## EXERCISE DETAILS:
What follows is a listing to be transcribed exactly.
* Begin RECORDS SUPPLIED *
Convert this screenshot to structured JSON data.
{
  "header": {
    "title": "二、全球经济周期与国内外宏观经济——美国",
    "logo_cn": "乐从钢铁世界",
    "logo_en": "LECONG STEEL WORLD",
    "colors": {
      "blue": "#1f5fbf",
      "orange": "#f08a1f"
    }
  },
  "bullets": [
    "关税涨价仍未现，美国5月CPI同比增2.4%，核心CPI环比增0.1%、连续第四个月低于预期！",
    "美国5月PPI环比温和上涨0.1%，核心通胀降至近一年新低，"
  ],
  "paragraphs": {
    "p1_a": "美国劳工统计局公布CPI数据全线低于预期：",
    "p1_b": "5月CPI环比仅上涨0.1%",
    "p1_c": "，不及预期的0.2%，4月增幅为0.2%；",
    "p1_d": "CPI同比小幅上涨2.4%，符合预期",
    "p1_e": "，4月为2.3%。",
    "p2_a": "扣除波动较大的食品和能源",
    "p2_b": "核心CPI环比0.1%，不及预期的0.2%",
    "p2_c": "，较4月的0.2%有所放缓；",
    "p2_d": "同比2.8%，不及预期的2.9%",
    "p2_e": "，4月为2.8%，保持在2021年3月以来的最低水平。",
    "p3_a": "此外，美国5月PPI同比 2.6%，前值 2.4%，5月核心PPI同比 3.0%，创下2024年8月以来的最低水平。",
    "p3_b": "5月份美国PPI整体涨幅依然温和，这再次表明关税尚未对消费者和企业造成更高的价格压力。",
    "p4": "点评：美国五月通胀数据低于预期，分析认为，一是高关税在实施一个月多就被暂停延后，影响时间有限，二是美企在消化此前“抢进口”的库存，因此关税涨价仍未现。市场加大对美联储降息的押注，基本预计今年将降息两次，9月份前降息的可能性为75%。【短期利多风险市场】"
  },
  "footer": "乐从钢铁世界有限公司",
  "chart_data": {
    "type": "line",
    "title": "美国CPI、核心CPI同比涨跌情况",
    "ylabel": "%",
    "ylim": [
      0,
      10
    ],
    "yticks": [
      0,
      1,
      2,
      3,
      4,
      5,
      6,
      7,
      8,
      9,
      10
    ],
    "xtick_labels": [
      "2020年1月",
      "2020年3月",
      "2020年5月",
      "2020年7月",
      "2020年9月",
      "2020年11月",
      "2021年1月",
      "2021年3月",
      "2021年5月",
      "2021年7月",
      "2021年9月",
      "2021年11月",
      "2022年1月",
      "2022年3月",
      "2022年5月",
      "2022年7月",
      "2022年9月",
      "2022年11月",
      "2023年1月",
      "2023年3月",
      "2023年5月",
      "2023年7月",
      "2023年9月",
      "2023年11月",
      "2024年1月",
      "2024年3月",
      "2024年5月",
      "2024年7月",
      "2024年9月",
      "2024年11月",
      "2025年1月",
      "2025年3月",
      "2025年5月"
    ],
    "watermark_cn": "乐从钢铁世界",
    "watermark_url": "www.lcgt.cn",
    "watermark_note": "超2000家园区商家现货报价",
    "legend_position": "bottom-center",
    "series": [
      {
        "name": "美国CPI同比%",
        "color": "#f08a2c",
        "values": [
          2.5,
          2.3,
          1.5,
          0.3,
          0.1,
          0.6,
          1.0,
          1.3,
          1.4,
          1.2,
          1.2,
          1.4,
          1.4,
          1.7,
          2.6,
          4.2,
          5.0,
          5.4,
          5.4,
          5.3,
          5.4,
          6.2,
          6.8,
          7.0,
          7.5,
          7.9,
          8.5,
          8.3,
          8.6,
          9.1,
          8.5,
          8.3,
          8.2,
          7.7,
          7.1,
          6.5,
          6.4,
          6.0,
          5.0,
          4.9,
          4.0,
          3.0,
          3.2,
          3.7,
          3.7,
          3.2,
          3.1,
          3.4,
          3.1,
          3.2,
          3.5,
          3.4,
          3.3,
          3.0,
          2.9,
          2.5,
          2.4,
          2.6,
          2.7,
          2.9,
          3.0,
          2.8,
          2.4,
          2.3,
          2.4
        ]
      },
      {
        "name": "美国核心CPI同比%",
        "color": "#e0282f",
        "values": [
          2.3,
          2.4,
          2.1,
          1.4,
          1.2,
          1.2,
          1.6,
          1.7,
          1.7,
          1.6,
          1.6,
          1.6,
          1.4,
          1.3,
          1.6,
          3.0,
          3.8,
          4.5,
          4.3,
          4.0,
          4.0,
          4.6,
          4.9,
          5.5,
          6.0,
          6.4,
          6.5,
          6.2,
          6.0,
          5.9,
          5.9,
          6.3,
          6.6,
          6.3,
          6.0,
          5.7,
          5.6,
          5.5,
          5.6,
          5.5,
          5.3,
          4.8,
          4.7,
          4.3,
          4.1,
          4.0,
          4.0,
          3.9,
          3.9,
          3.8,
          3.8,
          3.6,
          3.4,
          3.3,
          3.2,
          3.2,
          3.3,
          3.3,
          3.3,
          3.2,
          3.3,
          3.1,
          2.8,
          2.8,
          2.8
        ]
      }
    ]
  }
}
* End RECORDS SUPPLIED *
## OUTPUT OF THE TASK:
Convert this screenshot to structured JSON data.
{
  "header": {
    "title": "二、全球经济周期与国内外宏观经济——美国",
    "logo_cn": "乐从钢铁世界",
    "logo_en": "LECONG STEEL WORLD",
    "colors": {
      "blue": "#1f5fbf",
      "orange": "#f08a1f"
    }
  },
  "bullets": [
    "关税涨价仍未现，美国5月CPI同比增2.4%，核心CPI环比增0.1%、连续第四个月低于预期！",
    "美国5月PPI环比温和上涨0.1%，核心通胀降至近一年新低，"
  ],
  "paragraphs": {
    "p1_a": "美国劳工统计局公布CPI数据全线低于预期：",
    "p1_b": "5月CPI环比仅上涨0.1%",
    "p1_c": "，不及预期的0.2%，4月增幅为0.2%；",
    "p1_d": "CPI同比小幅上涨2.4%，符合预期",
    "p1_e": "，4月为2.3%。",
    "p2_a": "扣除波动较大的食品和能源",
    "p2_b": "核心CPI环比0.1%，不及预期的0.2%",
    "p2_c": "，较4月的0.2%有所放缓；",
    "p2_d": "同比2.8%，不及预期的2.9%",
    "p2_e": "，4月为2.8%，保持在2021年3月以来的最低水平。",
    "p3_a": "此外，美国5月PPI同比 2.6%，前值 2.4%，5月核心PPI同比 3.0%，创下2024年8月以来的最低水平。",
    "p3_b": "5月份美国PPI整体涨幅依然温和，这再次表明关税尚未对消费者和企业造成更高的价格压力。",
    "p4": "点评：美国五月通胀数据低于预期，分析认为，一是高关税在实施一个月多就被暂停延后，影响时间有限，二是美企在消化此前“抢进口”的库存，因此关税涨价仍未现。市场加大对美联储降息的押注，基本预计今年将降息两次，9月份前降息的可能性为75%。【短期利多风险市场】"
  },
  "footer": "乐从钢铁世界有限公司",
  "chart_data": {
    "type": "line",
    "title": "美国CPI、核心CPI同比涨跌情况",
    "ylabel": "%",
    "ylim": [
      0,
      10
    ],
    "yticks": [
      0,
      1,
      2,
      3,
      4,
      5,
      6,
      7,
      8,
      9,
      10
    ],
    "xtick_labels": [
      "2020年1月",
      "2020年3月",
      "2020年5月",
      "2020年7月",
      "2020年9月",
      "2020年11月",
      "2021年1月",
      "2021年3月",
      "2021年5月",
      "2021年7月",
      "2021年9月",
      "2021年11月",
      "2022年1月",
      "2022年3月",
      "2022年5月",
      "2022年7月",
      "2022年9月",
      "2022年11月",
      "2023年1月",
      "2023年3月",
      "2023年5月",
      "2023年7月",
      "2023年9月",
      "2023年11月",
      "2024年1月",
      "2024年3月",
      "2024年5月",
      "2024年7月",
      "2024年9月",
      "2024年11月",
      "2025年1月",
      "2025年3月",
      "2025年5月"
    ],
    "watermark_cn": "乐从钢铁世界",
    "watermark_url": "www.lcgt.cn",
    "watermark_note": "超2000家园区商家现货报价",
    "legend_position": "bottom-center",
    "series": [
      {
        "name": "美国CPI同比%",
        "color": "#f08a2c",
        "values": [
          2.5,
          2.3,
          1.5,
          0.3,
          0.1,
          0.6,
          1.0,
          1.3,
          1.4,
          1.2,
          1.2,
          1.4,
          1.4,
          1.7,
          2.6,
          4.2,
          5.0,
          5.4,
          5.4,
          5.3,
          5.4,
          6.2,
          6.8,
          7.0,
          7.5,
          7.9,
          8.5,
          8.3,
          8.6,
          9.1,
          8.5,
          8.3,
          8.2,
          7.7,
          7.1,
          6.5,
          6.4,
          6.0,
          5.0,
          4.9,
          4.0,
          3.0,
          3.2,
          3.7,
          3.7,
          3.2,
          3.1,
          3.4,
          3.1,
          3.2,
          3.5,
          3.4,
          3.3,
          3.0,
          2.9,
          2.5,
          2.4,
          2.6,
          2.7,
          2.9,
          3.0,
          2.8,
          2.4,
          2.3,
          2.4
        ]
      },
      {
        "name": "美国核心CPI同比%",
        "color": "#e0282f",
        "values": [
          2.3,
          2.4,
          2.1,
          1.4,
          1.2,
          1.2,
          1.6,
          1.7,
          1.7,
          1.6,
          1.6,
          1.6,
          1.4,
          1.3,
          1.6,
          3.0,
          3.8,
          4.5,
          4.3,
          4.0,
          4.0,
          4.6,
          4.9,
          5.5,
          6.0,
          6.4,
          6.5,
          6.2,
          6.0,
          5.9,
          5.9,
          6.3,
          6.6,
          6.3,
          6.0,
          5.7,
          5.6,
          5.5,
          5.6,
          5.5,
          5.3,
          4.8,
          4.7,
          4.3,
          4.1,
          4.0,
          4.0,
          3.9,
          3.9,
          3.8,
          3.8,
          3.6,
          3.4,
          3.3,
          3.2,
          3.2,
          3.3,
          3.3,
          3.3,
          3.2,
          3.3,
          3.1,
          2.8,
          2.8,
          2.8
        ]
      }
    ]
  }
}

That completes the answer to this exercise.